### EXERCISE MATERIAL
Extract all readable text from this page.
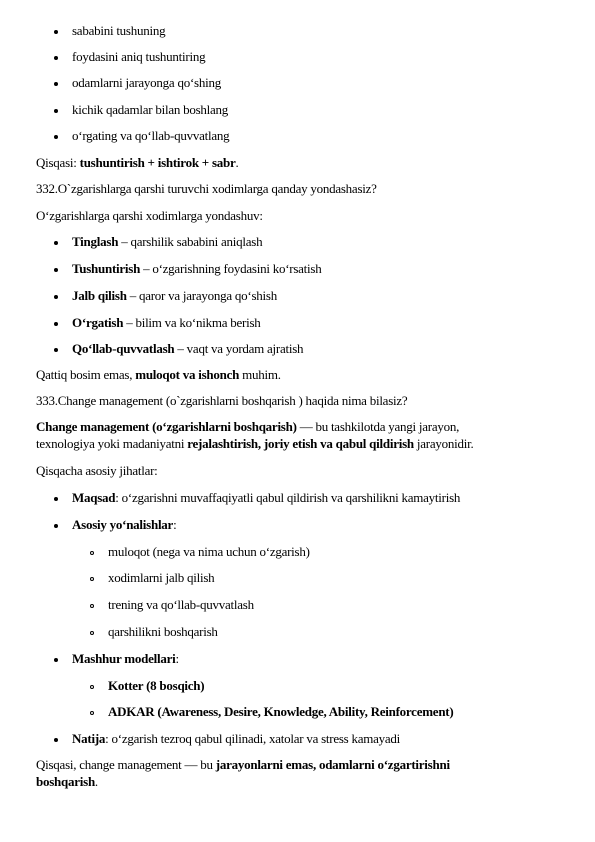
sababini tushuning
foydasini aniq tushuntiring
odamlarni jarayonga qo‘shing
kichik qadamlar bilan boshlang
o‘rgating va qo‘llab-quvvatlang
Qisqasi: tushuntirish + ishtirok + sabr.
332.O`zgarishlarga qarshi turuvchi xodimlarga qanday yondashasiz?
O‘zgarishlarga qarshi xodimlarga yondashuv:
Tinglash – qarshilik sababini aniqlash
Tushuntirish – o‘zgarishning foydasini ko‘rsatish
Jalb qilish – qaror va jarayonga qo‘shish
O‘rgatish – bilim va ko‘nikma berish
Qo‘llab-quvvatlash – vaqt va yordam ajratish
Qattiq bosim emas, muloqot va ishonch muhim.
333.Change management (o`zgarishlarni boshqarish ) haqida nima bilasiz?
Change management (o‘zgarishlarni boshqarish) — bu tashkilotda yangi jarayon,
texnologiya yoki madaniyatni rejalashtirish, joriy etish va qabul qildirish jarayonidir.
Qisqacha asosiy jihatlar:
Maqsad: o‘zgarishni muvaffaqiyatli qabul qildirish va qarshilikni kamaytirish
Asosiy yo‘nalishlar:
muloqot (nega va nima uchun o‘zgarish)
xodimlarni jalb qilish
trening va qo‘llab-quvvatlash
qarshilikni boshqarish
Mashhur modellari:
Kotter (8 bosqich)
ADKAR (Awareness, Desire, Knowledge, Ability, Reinforcement)
Natija: o‘zgarish tezroq qabul qilinadi, xatolar va stress kamayadi
Qisqasi, change management — bu jarayonlarni emas, odamlarni o‘zgartirishni
boshqarish.
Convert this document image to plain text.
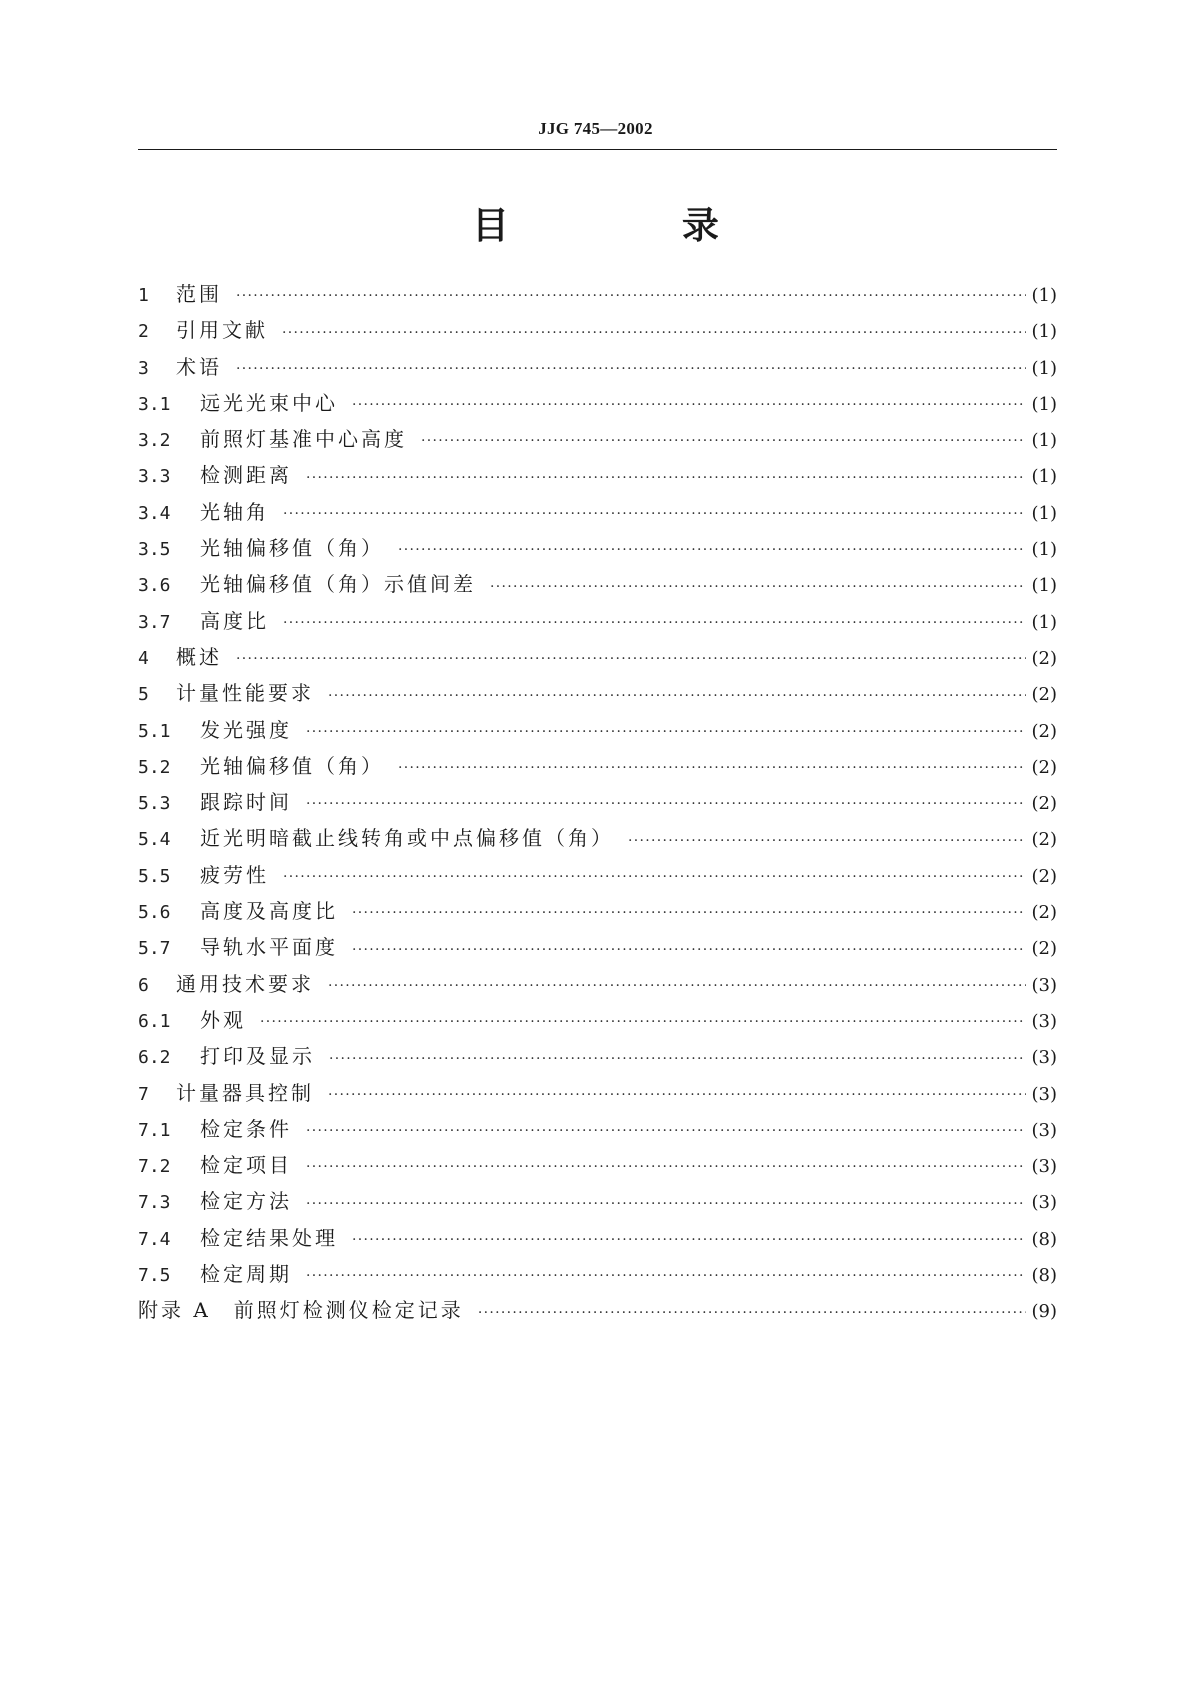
JJG 745—2002
目 录
1	范围 ·····	(1)
2	引用文献 ·····	(1)
3	术语 ·····	(1)
3.1	远光光束中心 ·····	(1)
3.2	前照灯基准中心高度 ·····	(1)
3.3	检测距离 ·····	(1)
3.4	光轴角 ·····	(1)
3.5	光轴偏移值（角） ·····	(1)
3.6	光轴偏移值（角）示值间差 ·····	(1)
3.7	高度比 ·····	(1)
4	概述 ·····	(2)
5	计量性能要求 ·····	(2)
5.1	发光强度 ·····	(2)
5.2	光轴偏移值（角） ·····	(2)
5.3	跟踪时间 ·····	(2)
5.4	近光明暗截止线转角或中点偏移值（角） ·····	(2)
5.5	疲劳性 ·····	(2)
5.6	高度及高度比 ·····	(2)
5.7	导轨水平面度 ·····	(2)
6	通用技术要求 ·····	(3)
6.1	外观 ·····	(3)
6.2	打印及显示 ·····	(3)
7	计量器具控制 ·····	(3)
7.1	检定条件 ·····	(3)
7.2	检定项目 ·····	(3)
7.3	检定方法 ·····	(3)
7.4	检定结果处理 ·····	(8)
7.5	检定周期 ·····	(8)
附录 A　前照灯检测仪检定记录 ·····	(9)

### STATED GOAL
A faithful copy of the records above is needed, with the pictures left out.

### TASK ANSWER
Extract all readable text from this page.
sababini tushuning
foydasini aniq tushuntiring
odamlarni jarayonga qo‘shing
kichik qadamlar bilan boshlang
o‘rgating va qo‘llab-quvvatlang
Qisqasi: tushuntirish + ishtirok + sabr.
332.O`zgarishlarga qarshi turuvchi xodimlarga qanday yondashasiz?
O‘zgarishlarga qarshi xodimlarga yondashuv:
Tinglash – qarshilik sababini aniqlash
Tushuntirish – o‘zgarishning foydasini ko‘rsatish
Jalb qilish – qaror va jarayonga qo‘shish
O‘rgatish – bilim va ko‘nikma berish
Qo‘llab-quvvatlash – vaqt va yordam ajratish
Qattiq bosim emas, muloqot va ishonch muhim.
333.Change management (o`zgarishlarni boshqarish ) haqida nima bilasiz?
Change management (o‘zgarishlarni boshqarish) — bu tashkilotda yangi jarayon,
texnologiya yoki madaniyatni rejalashtirish, joriy etish va qabul qildirish jarayonidir.
Qisqacha asosiy jihatlar:
Maqsad: o‘zgarishni muvaffaqiyatli qabul qildirish va qarshilikni kamaytirish
Asosiy yo‘nalishlar:
muloqot (nega va nima uchun o‘zgarish)
xodimlarni jalb qilish
trening va qo‘llab-quvvatlash
qarshilikni boshqarish
Mashhur modellari:
Kotter (8 bosqich)
ADKAR (Awareness, Desire, Knowledge, Ability, Reinforcement)
Natija: o‘zgarish tezroq qabul qilinadi, xatolar va stress kamayadi
Qisqasi, change management — bu jarayonlarni emas, odamlarni o‘zgartirishni
boshqarish.
Convert this document image to plain text.
JJG 745—2002
目 录
1	范围 ·····	(1)
2	引用文献 ·····	(1)
3	术语 ·····	(1)
3.1	远光光束中心 ·····	(1)
3.2	前照灯基准中心高度 ·····	(1)
3.3	检测距离 ·····	(1)
3.4	光轴角 ·····	(1)
3.5	光轴偏移值（角） ·····	(1)
3.6	光轴偏移值（角）示值间差 ·····	(1)
3.7	高度比 ·····	(1)
4	概述 ·····	(2)
5	计量性能要求 ·····	(2)
5.1	发光强度 ·····	(2)
5.2	光轴偏移值（角） ·····	(2)
5.3	跟踪时间 ·····	(2)
5.4	近光明暗截止线转角或中点偏移值（角） ·····	(2)
5.5	疲劳性 ·····	(2)
5.6	高度及高度比 ·····	(2)
5.7	导轨水平面度 ·····	(2)
6	通用技术要求 ·····	(3)
6.1	外观 ·····	(3)
6.2	打印及显示 ·····	(3)
7	计量器具控制 ·····	(3)
7.1	检定条件 ·····	(3)
7.2	检定项目 ·····	(3)
7.3	检定方法 ·····	(3)
7.4	检定结果处理 ·····	(8)
7.5	检定周期 ·····	(8)
附录 A　前照灯检测仪检定记录 ·····	(9)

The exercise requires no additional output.